Explore the material:
1 – In two sentences, sum up the profile of chef Flavio Solórzano.
2 – From the profile of chef Flavio Solórzano, write out word for word the part starting with "Cooking professionally was" and going on through "with personalized service.".
3 – In the profile of chef Flavio Solórzano, why did Isabel Alvarez decide to try cooking? Answer in one or two sentences.

Selected extract:
* * * *

Chef Flavio Solórzano runs a tight ship. "In my kitchen," he says, "nobody has been stabbed."
The executive chef of Lima's El Señorío de Sulco, Solórzano recalls a time when he met a European chef in Chile "who treated his cooks like a bunch of uncultured savages," simply because they were South American.
"Since he ran one of the best restaurants in the country, nobody could say anything," Solórzano says. "One day, one of his cooks chased him down with a knife. He ended up in the hospital, needing blood transfusions and surgery. Some of those same Chileans he often discriminated against, ended up sharing their blood with him."
But Solórzano has that blood flowing through him already. His mother, Isabel Alvarez, became a food anthropologist and restaurant-owner almost by accident. A sociologist by profession, she worked for the UN's Food and Agriculture Organization, training peasants in rural areas of the country. In the midst of the political violence and economic crisis in 1980s Peru, she found herself jobless and decided to give the kitchen a shot, not knowing how it would turn out.
Cooking professionally was not an endeavor that many people were willing to venture into during those years, especially at an exclusively Peruvian food restaurant. Yet Isabel, with her mother, Julia, took the risk and opened up El Señorío de Sulco in 1986, with the purpose of recovering and preserving the culinary traditions of the different regions of Peru.
Solórzano joined his mother and grandmother eight years after it opened, when it moved from the El Surco district to Miraflores. He transformed its small, rustic atmosphere, into a more elegant one with personalized service.

* * * *

Source material:
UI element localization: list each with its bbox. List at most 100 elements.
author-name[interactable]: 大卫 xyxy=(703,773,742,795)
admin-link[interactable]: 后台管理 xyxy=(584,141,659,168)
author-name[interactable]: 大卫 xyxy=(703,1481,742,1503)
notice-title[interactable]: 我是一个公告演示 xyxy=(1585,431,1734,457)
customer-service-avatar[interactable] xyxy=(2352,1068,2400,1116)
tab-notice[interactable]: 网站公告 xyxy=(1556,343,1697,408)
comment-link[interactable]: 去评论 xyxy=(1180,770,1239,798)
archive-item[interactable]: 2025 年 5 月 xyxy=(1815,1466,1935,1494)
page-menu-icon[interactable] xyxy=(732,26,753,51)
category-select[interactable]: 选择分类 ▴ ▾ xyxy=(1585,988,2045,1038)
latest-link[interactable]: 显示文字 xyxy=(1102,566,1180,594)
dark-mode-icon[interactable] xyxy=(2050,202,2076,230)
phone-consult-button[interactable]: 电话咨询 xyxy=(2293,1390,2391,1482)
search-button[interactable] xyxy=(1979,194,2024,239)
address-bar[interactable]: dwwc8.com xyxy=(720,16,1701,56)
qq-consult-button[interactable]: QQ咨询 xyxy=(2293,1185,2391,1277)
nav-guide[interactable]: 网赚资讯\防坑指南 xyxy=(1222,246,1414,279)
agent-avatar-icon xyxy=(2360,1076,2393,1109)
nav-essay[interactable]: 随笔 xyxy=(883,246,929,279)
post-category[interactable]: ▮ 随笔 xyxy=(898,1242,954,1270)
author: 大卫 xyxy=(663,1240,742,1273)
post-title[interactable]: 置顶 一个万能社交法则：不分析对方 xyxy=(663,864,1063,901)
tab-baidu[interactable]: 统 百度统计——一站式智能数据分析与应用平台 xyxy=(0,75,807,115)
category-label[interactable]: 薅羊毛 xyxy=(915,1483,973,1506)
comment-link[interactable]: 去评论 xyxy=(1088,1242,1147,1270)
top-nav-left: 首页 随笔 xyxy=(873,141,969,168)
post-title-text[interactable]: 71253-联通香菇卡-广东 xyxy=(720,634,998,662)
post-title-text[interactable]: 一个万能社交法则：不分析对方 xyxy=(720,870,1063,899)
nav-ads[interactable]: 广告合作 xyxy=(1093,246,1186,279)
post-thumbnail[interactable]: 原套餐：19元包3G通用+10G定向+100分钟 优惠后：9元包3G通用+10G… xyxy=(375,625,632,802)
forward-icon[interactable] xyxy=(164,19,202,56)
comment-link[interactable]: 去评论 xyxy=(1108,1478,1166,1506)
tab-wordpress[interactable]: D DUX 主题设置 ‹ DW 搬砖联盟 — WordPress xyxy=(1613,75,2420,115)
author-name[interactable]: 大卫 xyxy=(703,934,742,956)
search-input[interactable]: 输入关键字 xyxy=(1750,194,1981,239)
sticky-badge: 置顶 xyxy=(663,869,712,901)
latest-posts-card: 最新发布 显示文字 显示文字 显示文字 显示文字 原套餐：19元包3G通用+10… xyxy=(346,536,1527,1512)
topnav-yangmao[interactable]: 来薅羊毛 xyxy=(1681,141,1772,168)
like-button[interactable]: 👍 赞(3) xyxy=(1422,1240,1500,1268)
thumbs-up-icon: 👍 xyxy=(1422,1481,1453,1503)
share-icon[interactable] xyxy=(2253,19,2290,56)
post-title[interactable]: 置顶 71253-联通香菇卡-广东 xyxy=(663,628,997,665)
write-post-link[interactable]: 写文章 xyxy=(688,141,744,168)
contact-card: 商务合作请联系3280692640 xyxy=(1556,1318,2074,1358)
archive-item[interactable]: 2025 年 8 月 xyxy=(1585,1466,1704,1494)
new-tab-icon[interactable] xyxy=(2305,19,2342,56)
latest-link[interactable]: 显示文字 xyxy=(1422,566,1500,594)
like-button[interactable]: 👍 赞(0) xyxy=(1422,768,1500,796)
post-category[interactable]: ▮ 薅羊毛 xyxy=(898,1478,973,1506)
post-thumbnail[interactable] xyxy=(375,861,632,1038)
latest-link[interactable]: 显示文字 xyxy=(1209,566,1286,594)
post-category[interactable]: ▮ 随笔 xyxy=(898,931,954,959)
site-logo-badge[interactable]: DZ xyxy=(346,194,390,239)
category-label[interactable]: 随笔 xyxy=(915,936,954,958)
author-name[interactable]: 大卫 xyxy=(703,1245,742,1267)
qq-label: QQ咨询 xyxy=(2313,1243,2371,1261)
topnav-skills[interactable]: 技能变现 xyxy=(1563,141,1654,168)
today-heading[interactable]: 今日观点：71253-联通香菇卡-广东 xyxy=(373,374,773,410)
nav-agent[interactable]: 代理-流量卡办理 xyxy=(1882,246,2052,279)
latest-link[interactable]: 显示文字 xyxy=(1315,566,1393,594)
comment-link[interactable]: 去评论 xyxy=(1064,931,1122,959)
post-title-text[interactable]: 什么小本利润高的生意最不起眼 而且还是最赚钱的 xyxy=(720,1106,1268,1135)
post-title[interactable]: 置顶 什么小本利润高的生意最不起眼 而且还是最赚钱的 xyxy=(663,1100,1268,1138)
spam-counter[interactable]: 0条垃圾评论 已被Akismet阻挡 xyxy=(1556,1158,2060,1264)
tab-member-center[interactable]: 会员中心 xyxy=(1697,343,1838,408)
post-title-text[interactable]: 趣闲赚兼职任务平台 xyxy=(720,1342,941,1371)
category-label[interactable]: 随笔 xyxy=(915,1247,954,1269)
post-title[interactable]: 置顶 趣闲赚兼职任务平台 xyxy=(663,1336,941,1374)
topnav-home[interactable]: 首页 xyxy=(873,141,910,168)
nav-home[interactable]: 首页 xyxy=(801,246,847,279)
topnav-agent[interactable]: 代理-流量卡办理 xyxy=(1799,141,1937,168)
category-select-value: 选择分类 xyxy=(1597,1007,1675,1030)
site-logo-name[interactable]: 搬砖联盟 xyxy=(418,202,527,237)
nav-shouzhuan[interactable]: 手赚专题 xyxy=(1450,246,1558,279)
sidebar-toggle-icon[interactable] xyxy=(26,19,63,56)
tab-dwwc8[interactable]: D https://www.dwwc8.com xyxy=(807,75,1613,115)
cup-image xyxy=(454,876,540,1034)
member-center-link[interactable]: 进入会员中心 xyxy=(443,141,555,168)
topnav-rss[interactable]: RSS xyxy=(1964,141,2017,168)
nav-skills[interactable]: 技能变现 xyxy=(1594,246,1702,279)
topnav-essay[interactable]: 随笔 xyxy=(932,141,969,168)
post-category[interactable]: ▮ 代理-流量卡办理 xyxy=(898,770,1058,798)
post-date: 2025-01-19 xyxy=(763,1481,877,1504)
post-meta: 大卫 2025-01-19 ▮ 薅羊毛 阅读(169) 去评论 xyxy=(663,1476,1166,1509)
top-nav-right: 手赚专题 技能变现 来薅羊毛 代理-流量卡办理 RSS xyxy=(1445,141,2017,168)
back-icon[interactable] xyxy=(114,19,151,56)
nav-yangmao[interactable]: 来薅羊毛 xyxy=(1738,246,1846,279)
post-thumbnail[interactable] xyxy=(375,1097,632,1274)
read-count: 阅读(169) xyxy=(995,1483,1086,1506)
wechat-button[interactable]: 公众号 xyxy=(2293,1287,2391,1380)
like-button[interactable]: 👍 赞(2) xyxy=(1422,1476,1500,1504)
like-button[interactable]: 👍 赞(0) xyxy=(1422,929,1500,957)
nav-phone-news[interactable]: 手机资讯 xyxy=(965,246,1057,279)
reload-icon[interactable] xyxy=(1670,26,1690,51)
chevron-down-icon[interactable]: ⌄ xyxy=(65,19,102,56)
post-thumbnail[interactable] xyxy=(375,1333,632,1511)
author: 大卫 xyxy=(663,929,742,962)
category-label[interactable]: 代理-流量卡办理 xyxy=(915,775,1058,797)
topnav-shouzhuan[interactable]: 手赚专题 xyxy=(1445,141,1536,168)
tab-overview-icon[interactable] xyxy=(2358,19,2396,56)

* * * *

Numbered answers:
1 – Flavio Solórzano, executive chef of Lima's El Señorío de Sulco, says nobody in his kitchen has been stabbed, and he recalls a European chef in Chile who treated his South American cooks with contempt until one of them chased him down with a knife. The restaurant was opened in 1986 by his mother, Isabel Alvarez, and his grandmother, Julia, to recover and preserve the culinary traditions of Peru's regions, and Solórzano joined eight years later and gave it a more elegant atmosphere with personalized service.

2 –
Cooking professionally was not an endeavor that many people were willing to venture into during those years, especially at an exclusively Peruvian food restaurant. Yet Isabel, with her mother, Julia, took the risk and opened up El Señorío de Sulco in 1986, with the purpose of recovering and preserving the culinary traditions of the different regions of Peru.
Solórzano joined his mother and grandmother eight years after it opened, when it moved from the El Surco district to Miraflores. He transformed its small, rustic atmosphere, into a more elegant one with personalized service.

3 – Alvarez was a sociologist working for the UN's Food and Agriculture Organization, but during the political violence and economic crisis of 1980s Peru she found herself without a job. So she decided to give the kitchen a shot, not knowing how it would turn out.